*WRITTEN PROBLEM*: Can you write out all the lines word for word, with no pictures?

##### GIVEN DATA

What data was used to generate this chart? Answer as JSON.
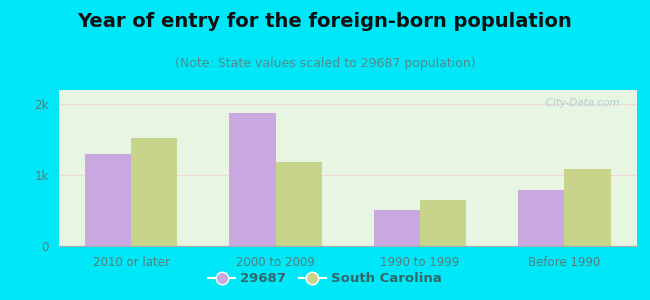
{
  "title": "Year of entry for the foreign-born population",
  "subtitle": "(Note: State values scaled to 29687 population)",
  "categories": [
    "2010 or later",
    "2000 to 2009",
    "1990 to 1999",
    "Before 1990"
  ],
  "values_29687": [
    1300,
    1880,
    510,
    790
  ],
  "values_sc": [
    1530,
    1180,
    650,
    1080
  ],
  "color_29687": "#c9a8e0",
  "color_sc": "#c8d48a",
  "background_outer": "#00e8f8",
  "background_inner_top": "#e8f5e2",
  "background_inner_bottom": "#f0f8ec",
  "ylim": [
    0,
    2200
  ],
  "yticks": [
    0,
    1000,
    2000
  ],
  "ytick_labels": [
    "0",
    "1k",
    "2k"
  ],
  "legend_label_1": "29687",
  "legend_label_2": "South Carolina",
  "bar_width": 0.32,
  "title_fontsize": 14,
  "subtitle_fontsize": 9,
  "watermark": "  City-Data.com",
  "tick_color": "#5a7a7a",
  "spine_color": "#aaaaaa"
}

##########

*WRITTEN RESPONSE*:
What data was used to generate this chart? Answer as JSON.
{
  "title": "Year of entry for the foreign-born population",
  "subtitle": "(Note: State values scaled to 29687 population)",
  "categories": [
    "2010 or later",
    "2000 to 2009",
    "1990 to 1999",
    "Before 1990"
  ],
  "values_29687": [
    1300,
    1880,
    510,
    790
  ],
  "values_sc": [
    1530,
    1180,
    650,
    1080
  ],
  "color_29687": "#c9a8e0",
  "color_sc": "#c8d48a",
  "background_outer": "#00e8f8",
  "background_inner_top": "#e8f5e2",
  "background_inner_bottom": "#f0f8ec",
  "ylim": [
    0,
    2200
  ],
  "yticks": [
    0,
    1000,
    2000
  ],
  "ytick_labels": [
    "0",
    "1k",
    "2k"
  ],
  "legend_label_1": "29687",
  "legend_label_2": "South Carolina",
  "bar_width": 0.32,
  "title_fontsize": 14,
  "subtitle_fontsize": 9,
  "watermark": "  City-Data.com",
  "tick_color": "#5a7a7a",
  "spine_color": "#aaaaaa"
}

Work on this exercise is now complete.